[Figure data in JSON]
# # # #

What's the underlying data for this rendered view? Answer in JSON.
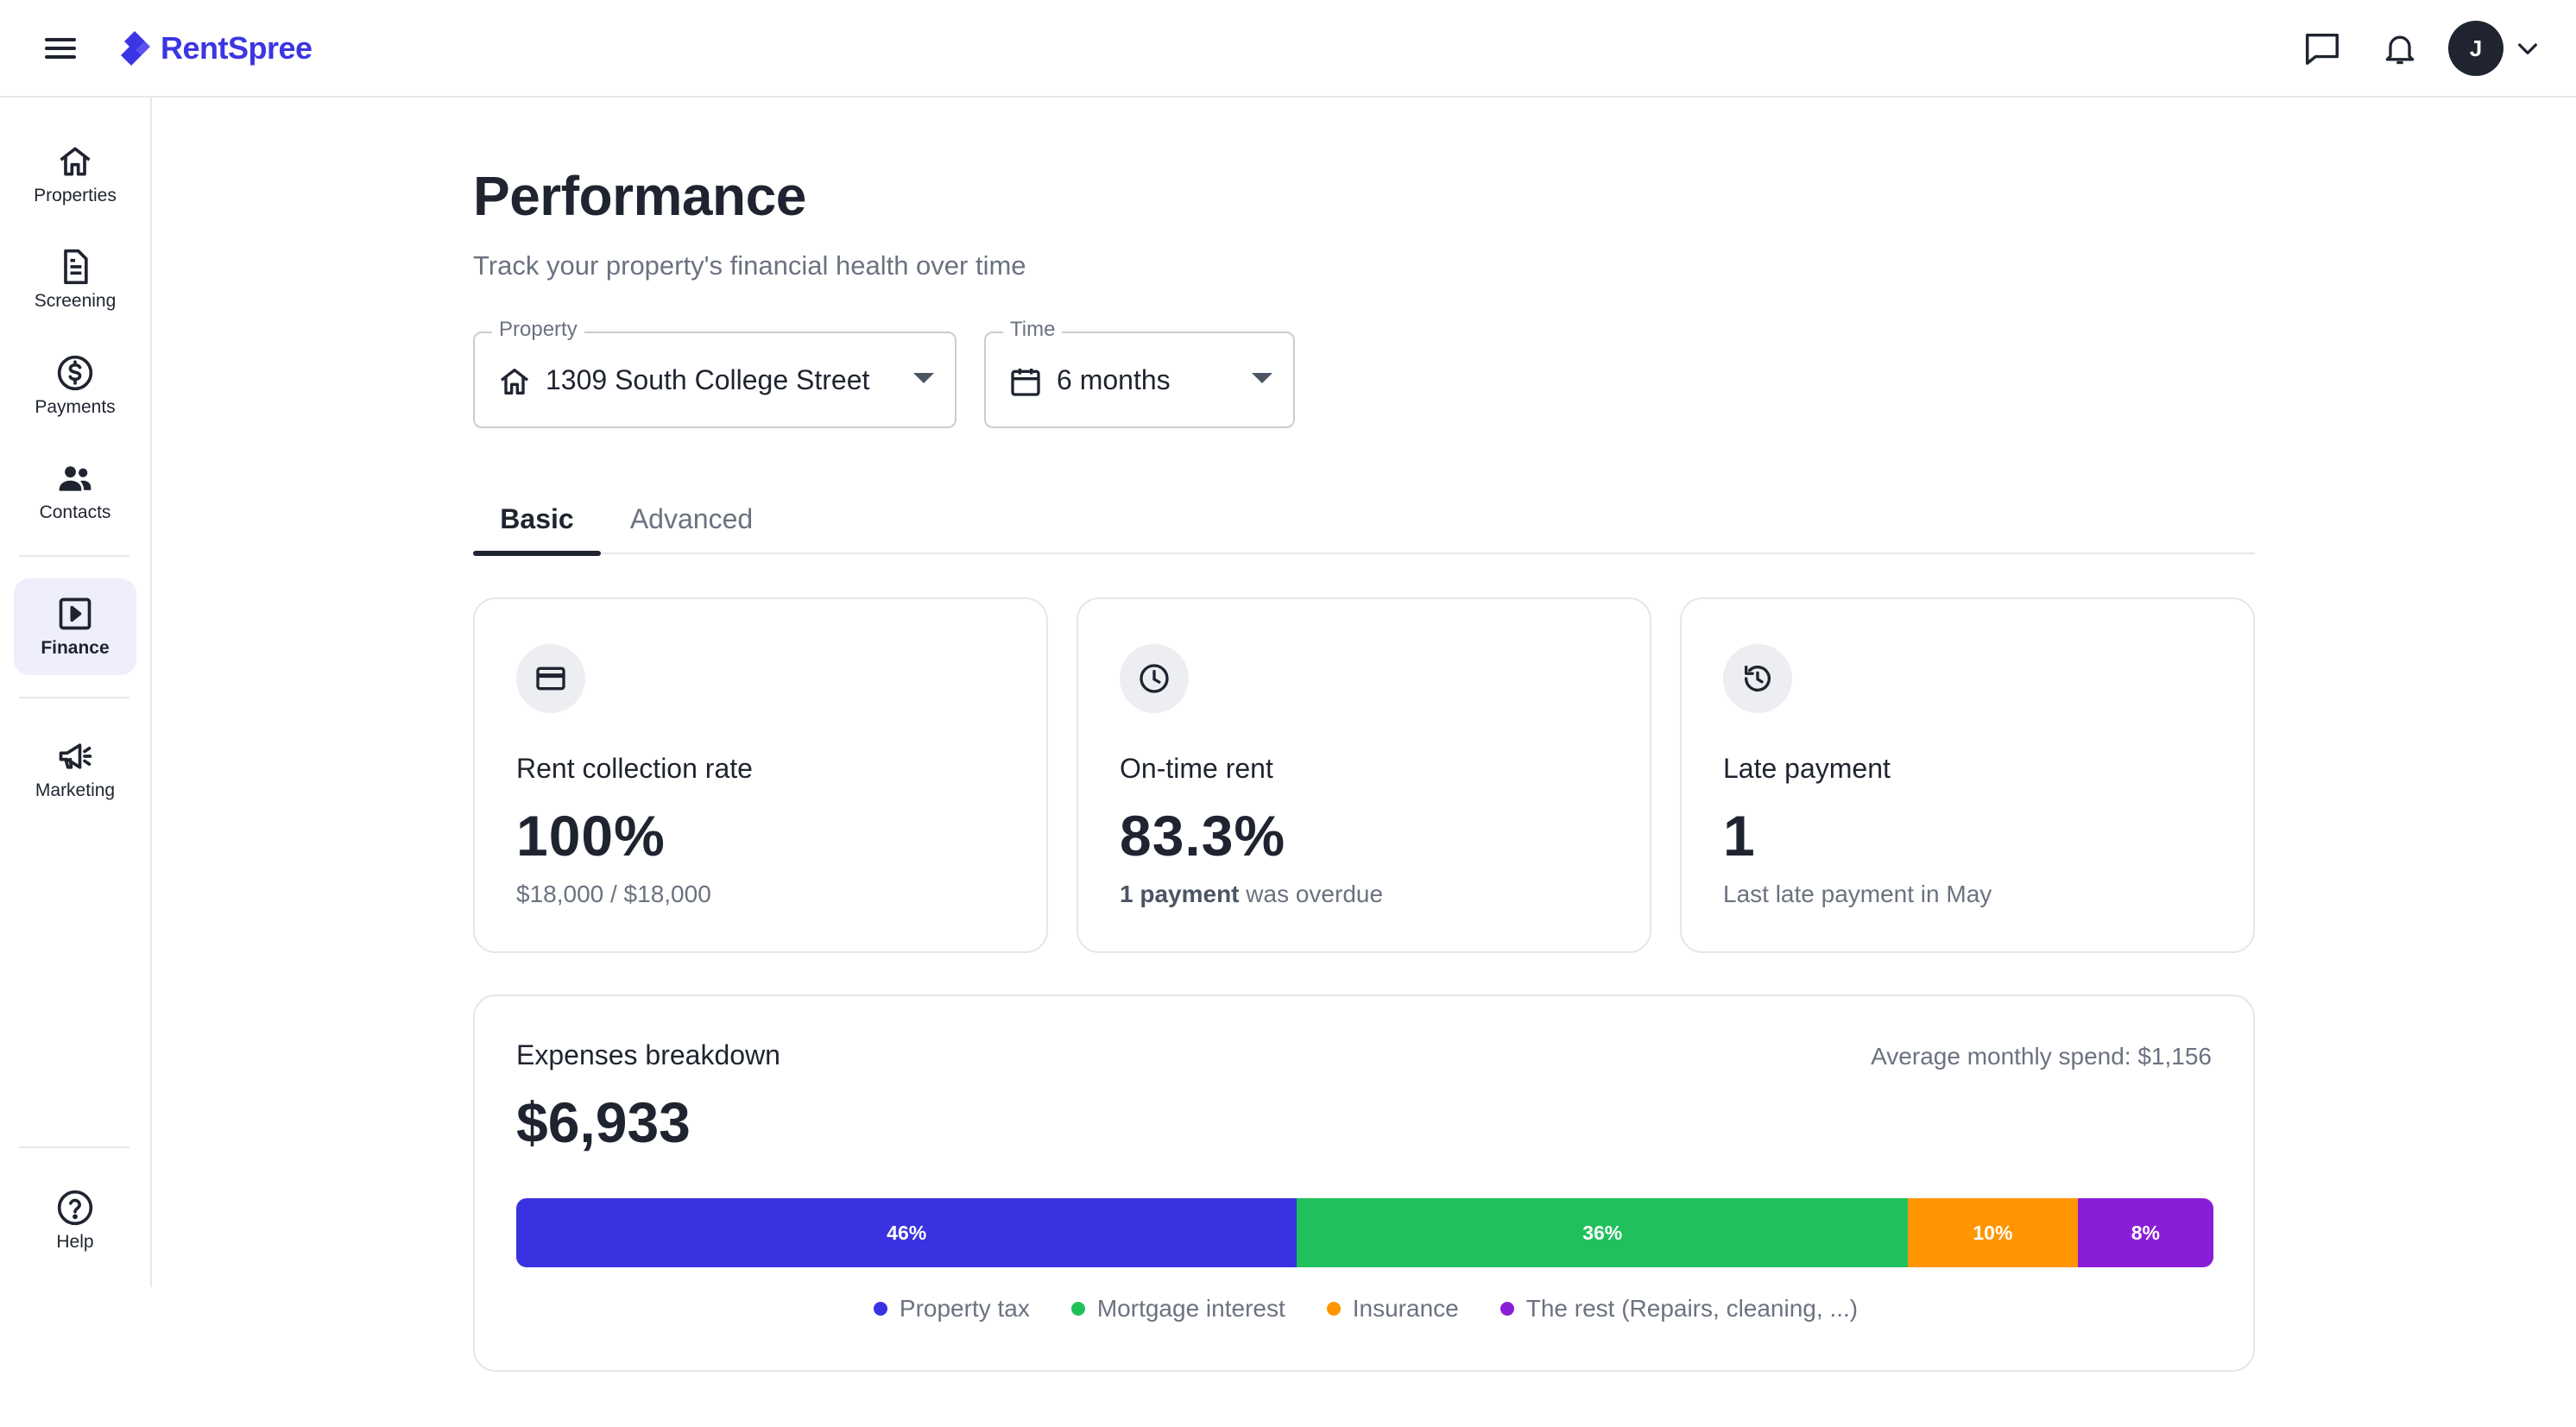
{
  "header": {
    "logo_text": "RentSpree",
    "avatar_initial": "J",
    "brand_color": "#3c35e3",
    "icons": [
      "menu-icon",
      "chat-icon",
      "bell-icon",
      "chevron-down-icon"
    ]
  },
  "sidebar": {
    "items": [
      {
        "label": "Properties",
        "icon": "home-icon"
      },
      {
        "label": "Screening",
        "icon": "document-icon"
      },
      {
        "label": "Payments",
        "icon": "dollar-icon"
      },
      {
        "label": "Contacts",
        "icon": "people-icon"
      },
      {
        "label": "Finance",
        "icon": "play-square-icon",
        "active": true
      },
      {
        "label": "Marketing",
        "icon": "megaphone-icon"
      }
    ],
    "help_label": "Help",
    "active_color": "#efeefc"
  },
  "page": {
    "title": "Performance",
    "subtitle": "Track your property's financial health over time"
  },
  "filters": {
    "property": {
      "legend": "Property",
      "value": "1309 South College Street"
    },
    "time": {
      "legend": "Time",
      "value": "6 months"
    }
  },
  "tabs": [
    {
      "label": "Basic",
      "active": true
    },
    {
      "label": "Advanced",
      "active": false
    }
  ],
  "cards": [
    {
      "title": "Rent collection rate",
      "value": "100%",
      "note": "$18,000 / $18,000",
      "icon": "credit-card-icon"
    },
    {
      "title": "On-time rent",
      "value": "83.3%",
      "note_bold": "1 payment",
      "note": "was overdue",
      "icon": "clock-icon"
    },
    {
      "title": "Late payment",
      "value": "1",
      "note": "Last late payment in May",
      "icon": "history-icon"
    }
  ],
  "expenses": {
    "title": "Expenses breakdown",
    "average": "Average monthly spend: $1,156",
    "total": "$6,933",
    "segments": [
      {
        "label": "46%",
        "percent": 46,
        "name": "Property tax",
        "color": "#3a32e0"
      },
      {
        "label": "36%",
        "percent": 36,
        "name": "Mortgage interest",
        "color": "#20c15c"
      },
      {
        "label": "10%",
        "percent": 10,
        "name": "Insurance",
        "color": "#ff9500"
      },
      {
        "label": "8%",
        "percent": 8,
        "name": "The rest (Repairs, cleaning, ...)",
        "color": "#8a1ed8"
      }
    ]
  }
}
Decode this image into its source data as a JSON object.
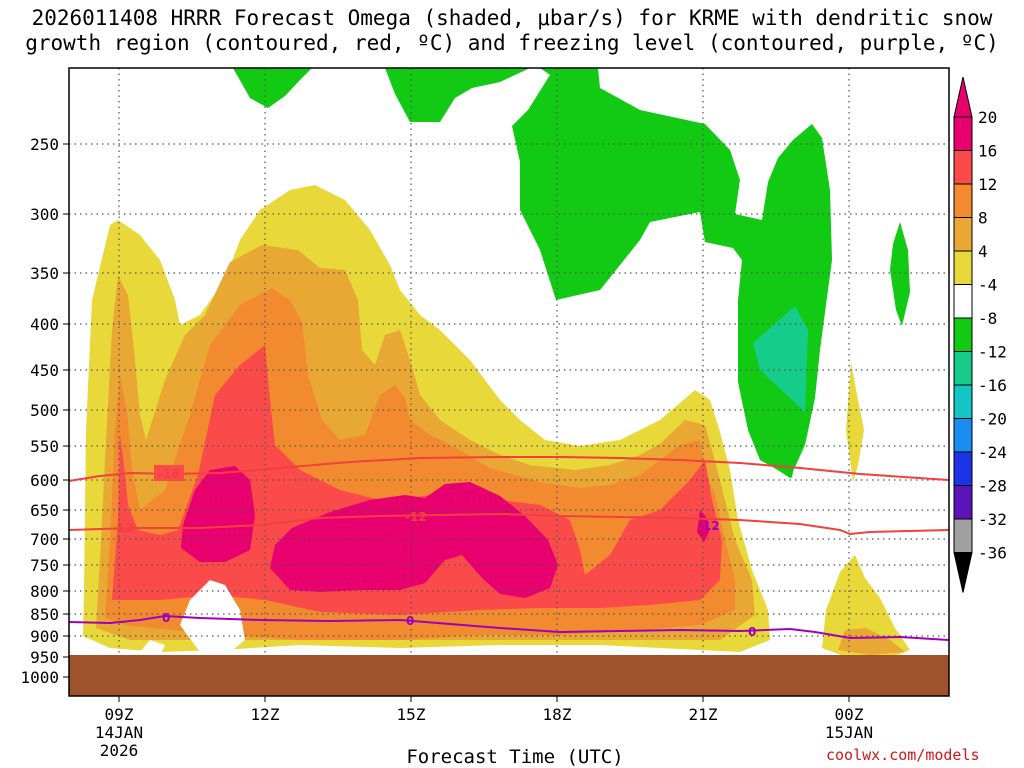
{
  "title": {
    "line1": "2026011408 HRRR Forecast Omega (shaded, μbar/s) for KRME with dendritic snow",
    "line2": "growth region (contoured, red, ºC) and freezing level (contoured, purple, ºC)"
  },
  "watermark": "coolwx.com/models",
  "chart_data": {
    "type": "contour-cross-section",
    "xlabel": "Forecast Time (UTC)",
    "ylabel": "",
    "x_ticks": [
      {
        "hour": 9,
        "label": "09Z",
        "date": "14JAN",
        "year": "2026"
      },
      {
        "hour": 12,
        "label": "12Z"
      },
      {
        "hour": 15,
        "label": "15Z"
      },
      {
        "hour": 18,
        "label": "18Z"
      },
      {
        "hour": 21,
        "label": "21Z"
      },
      {
        "hour": 24,
        "label": "00Z",
        "date": "15JAN"
      }
    ],
    "xlim": [
      8,
      26
    ],
    "y_ticks": [
      250,
      300,
      350,
      400,
      450,
      500,
      550,
      600,
      650,
      700,
      750,
      800,
      850,
      900,
      950,
      1000
    ],
    "ylim": [
      200,
      1000
    ],
    "colorbar": {
      "labels": [
        "20",
        "16",
        "12",
        "8",
        "4",
        "-4",
        "-8",
        "-12",
        "-16",
        "-20",
        "-24",
        "-28",
        "-32",
        "-36"
      ],
      "colors": [
        "#e8006e",
        "#fb4a4a",
        "#f28b2f",
        "#e8a833",
        "#e8d83a",
        "#ffffff",
        "#12c914",
        "#16cc8a",
        "#12c6c6",
        "#1a8ef0",
        "#1c34e6",
        "#5a14b8",
        "#9c00c6",
        "#a0a0a0"
      ],
      "over_color": "#e8006e",
      "under_color": "#000000"
    },
    "contour_labels": {
      "dgz_upper": "-18",
      "dgz_lower": "-12",
      "freezing": "0"
    },
    "ground_color": "#a0522d"
  }
}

# # # #

### DO THIS
Among the entries, how many lines contain the string "name"? Give the number without anything else.

### RESPONSE
4